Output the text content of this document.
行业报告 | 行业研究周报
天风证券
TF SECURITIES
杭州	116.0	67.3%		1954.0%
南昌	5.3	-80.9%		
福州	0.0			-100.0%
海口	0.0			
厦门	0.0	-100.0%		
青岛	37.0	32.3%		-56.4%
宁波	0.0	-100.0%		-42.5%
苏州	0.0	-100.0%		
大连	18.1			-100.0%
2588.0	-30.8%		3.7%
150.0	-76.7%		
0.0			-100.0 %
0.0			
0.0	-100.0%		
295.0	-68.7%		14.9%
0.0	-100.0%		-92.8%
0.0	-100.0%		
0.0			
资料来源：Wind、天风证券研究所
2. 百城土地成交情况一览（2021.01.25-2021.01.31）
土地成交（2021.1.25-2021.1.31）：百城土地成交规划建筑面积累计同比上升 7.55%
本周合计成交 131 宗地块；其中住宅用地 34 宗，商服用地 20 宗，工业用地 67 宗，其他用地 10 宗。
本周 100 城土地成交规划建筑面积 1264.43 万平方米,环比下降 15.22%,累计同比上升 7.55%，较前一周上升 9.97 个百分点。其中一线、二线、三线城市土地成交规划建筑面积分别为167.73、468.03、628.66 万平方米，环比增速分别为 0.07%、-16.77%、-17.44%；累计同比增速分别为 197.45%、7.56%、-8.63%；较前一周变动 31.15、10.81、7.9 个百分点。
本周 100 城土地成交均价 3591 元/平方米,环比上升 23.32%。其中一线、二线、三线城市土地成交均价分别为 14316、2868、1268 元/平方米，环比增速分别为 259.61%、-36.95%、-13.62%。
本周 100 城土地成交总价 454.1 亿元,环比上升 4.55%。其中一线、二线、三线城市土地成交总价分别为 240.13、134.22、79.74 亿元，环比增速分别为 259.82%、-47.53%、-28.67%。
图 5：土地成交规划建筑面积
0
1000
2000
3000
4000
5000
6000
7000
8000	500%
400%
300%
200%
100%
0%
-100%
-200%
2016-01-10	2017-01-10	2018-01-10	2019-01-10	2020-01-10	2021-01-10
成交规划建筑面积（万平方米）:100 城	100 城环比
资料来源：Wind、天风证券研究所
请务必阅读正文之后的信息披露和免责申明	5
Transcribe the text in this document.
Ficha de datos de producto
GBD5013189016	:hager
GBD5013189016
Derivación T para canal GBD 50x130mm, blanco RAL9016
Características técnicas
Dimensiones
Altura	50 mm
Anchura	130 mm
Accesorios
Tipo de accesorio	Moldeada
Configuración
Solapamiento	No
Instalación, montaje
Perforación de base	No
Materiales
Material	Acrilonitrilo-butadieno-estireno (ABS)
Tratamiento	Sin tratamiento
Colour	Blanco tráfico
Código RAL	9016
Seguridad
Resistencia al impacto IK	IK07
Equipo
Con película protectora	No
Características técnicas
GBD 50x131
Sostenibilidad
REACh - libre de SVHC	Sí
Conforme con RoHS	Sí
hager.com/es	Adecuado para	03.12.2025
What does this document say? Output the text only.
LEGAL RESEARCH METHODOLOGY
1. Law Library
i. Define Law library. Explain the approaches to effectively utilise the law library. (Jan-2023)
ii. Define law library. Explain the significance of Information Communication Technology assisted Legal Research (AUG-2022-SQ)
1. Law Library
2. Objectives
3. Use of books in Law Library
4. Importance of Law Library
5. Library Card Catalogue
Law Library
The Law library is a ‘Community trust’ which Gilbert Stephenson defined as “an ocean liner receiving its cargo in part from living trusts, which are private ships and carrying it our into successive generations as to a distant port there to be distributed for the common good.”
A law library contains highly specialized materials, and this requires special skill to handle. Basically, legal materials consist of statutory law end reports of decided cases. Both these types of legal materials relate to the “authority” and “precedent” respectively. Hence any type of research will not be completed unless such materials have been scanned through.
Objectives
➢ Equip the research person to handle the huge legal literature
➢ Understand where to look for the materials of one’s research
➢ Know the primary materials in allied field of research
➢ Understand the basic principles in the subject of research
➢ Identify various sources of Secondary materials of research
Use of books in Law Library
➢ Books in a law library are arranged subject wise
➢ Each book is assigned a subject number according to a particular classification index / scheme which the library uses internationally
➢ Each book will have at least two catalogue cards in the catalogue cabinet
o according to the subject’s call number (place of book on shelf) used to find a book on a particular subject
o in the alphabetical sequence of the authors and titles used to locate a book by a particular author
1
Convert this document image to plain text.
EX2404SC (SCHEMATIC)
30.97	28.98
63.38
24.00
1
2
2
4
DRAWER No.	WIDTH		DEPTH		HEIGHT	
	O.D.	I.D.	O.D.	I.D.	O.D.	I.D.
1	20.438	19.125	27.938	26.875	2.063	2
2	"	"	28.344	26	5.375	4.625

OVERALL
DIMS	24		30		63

——

▶ **INSTRUCTIONS FOR THE TASK**: Repeat the material in full, exactly as it stands.

▶ **FINISHED TASK**:
Output the text content of this document.
行业报告 | 行业研究周报
天风证券
TF SECURITIES
杭州	116.0	67.3%		1954.0%
南昌	5.3	-80.9%		
福州	0.0			-100.0%
海口	0.0			
厦门	0.0	-100.0%		
青岛	37.0	32.3%		-56.4%
宁波	0.0	-100.0%		-42.5%
苏州	0.0	-100.0%		
大连	18.1			-100.0%
2588.0	-30.8%		3.7%
150.0	-76.7%		
0.0			-100.0 %
0.0			
0.0	-100.0%		
295.0	-68.7%		14.9%
0.0	-100.0%		-92.8%
0.0	-100.0%		
0.0			
资料来源：Wind、天风证券研究所
2. 百城土地成交情况一览（2021.01.25-2021.01.31）
土地成交（2021.1.25-2021.1.31）：百城土地成交规划建筑面积累计同比上升 7.55%
本周合计成交 131 宗地块；其中住宅用地 34 宗，商服用地 20 宗，工业用地 67 宗，其他用地 10 宗。
本周 100 城土地成交规划建筑面积 1264.43 万平方米,环比下降 15.22%,累计同比上升 7.55%，较前一周上升 9.97 个百分点。其中一线、二线、三线城市土地成交规划建筑面积分别为167.73、468.03、628.66 万平方米，环比增速分别为 0.07%、-16.77%、-17.44%；累计同比增速分别为 197.45%、7.56%、-8.63%；较前一周变动 31.15、10.81、7.9 个百分点。
本周 100 城土地成交均价 3591 元/平方米,环比上升 23.32%。其中一线、二线、三线城市土地成交均价分别为 14316、2868、1268 元/平方米，环比增速分别为 259.61%、-36.95%、-13.62%。
本周 100 城土地成交总价 454.1 亿元,环比上升 4.55%。其中一线、二线、三线城市土地成交总价分别为 240.13、134.22、79.74 亿元，环比增速分别为 259.82%、-47.53%、-28.67%。
图 5：土地成交规划建筑面积
0
1000
2000
3000
4000
5000
6000
7000
8000	500%
400%
300%
200%
100%
0%
-100%
-200%
2016-01-10	2017-01-10	2018-01-10	2019-01-10	2020-01-10	2021-01-10
成交规划建筑面积（万平方米）:100 城	100 城环比
资料来源：Wind、天风证券研究所
请务必阅读正文之后的信息披露和免责申明	5
Transcribe the text in this document.
Ficha de datos de producto
GBD5013189016	:hager
GBD5013189016
Derivación T para canal GBD 50x130mm, blanco RAL9016
Características técnicas
Dimensiones
Altura	50 mm
Anchura	130 mm
Accesorios
Tipo de accesorio	Moldeada
Configuración
Solapamiento	No
Instalación, montaje
Perforación de base	No
Materiales
Material	Acrilonitrilo-butadieno-estireno (ABS)
Tratamiento	Sin tratamiento
Colour	Blanco tráfico
Código RAL	9016
Seguridad
Resistencia al impacto IK	IK07
Equipo
Con película protectora	No
Características técnicas
GBD 50x131
Sostenibilidad
REACh - libre de SVHC	Sí
Conforme con RoHS	Sí
hager.com/es	Adecuado para	03.12.2025
What does this document say? Output the text only.
LEGAL RESEARCH METHODOLOGY
1. Law Library
i. Define Law library. Explain the approaches to effectively utilise the law library. (Jan-2023)
ii. Define law library. Explain the significance of Information Communication Technology assisted Legal Research (AUG-2022-SQ)
1. Law Library
2. Objectives
3. Use of books in Law Library
4. Importance of Law Library
5. Library Card Catalogue
Law Library
The Law library is a ‘Community trust’ which Gilbert Stephenson defined as “an ocean liner receiving its cargo in part from living trusts, which are private ships and carrying it our into successive generations as to a distant port there to be distributed for the common good.”
A law library contains highly specialized materials, and this requires special skill to handle. Basically, legal materials consist of statutory law end reports of decided cases. Both these types of legal materials relate to the “authority” and “precedent” respectively. Hence any type of research will not be completed unless such materials have been scanned through.
Objectives
➢ Equip the research person to handle the huge legal literature
➢ Understand where to look for the materials of one’s research
➢ Know the primary materials in allied field of research
➢ Understand the basic principles in the subject of research
➢ Identify various sources of Secondary materials of research
Use of books in Law Library
➢ Books in a law library are arranged subject wise
➢ Each book is assigned a subject number according to a particular classification index / scheme which the library uses internationally
➢ Each book will have at least two catalogue cards in the catalogue cabinet
o according to the subject’s call number (place of book on shelf) used to find a book on a particular subject
o in the alphabetical sequence of the authors and titles used to locate a book by a particular author
1
Convert this document image to plain text.
EX2404SC (SCHEMATIC)
30.97	28.98
63.38
24.00
1
2
2
4
DRAWER No.	WIDTH		DEPTH		HEIGHT	
	O.D.	I.D.	O.D.	I.D.	O.D.	I.D.
1	20.438	19.125	27.938	26.875	2.063	2
2	"	"	28.344	26	5.375	4.625

OVERALL
DIMS	24		30		63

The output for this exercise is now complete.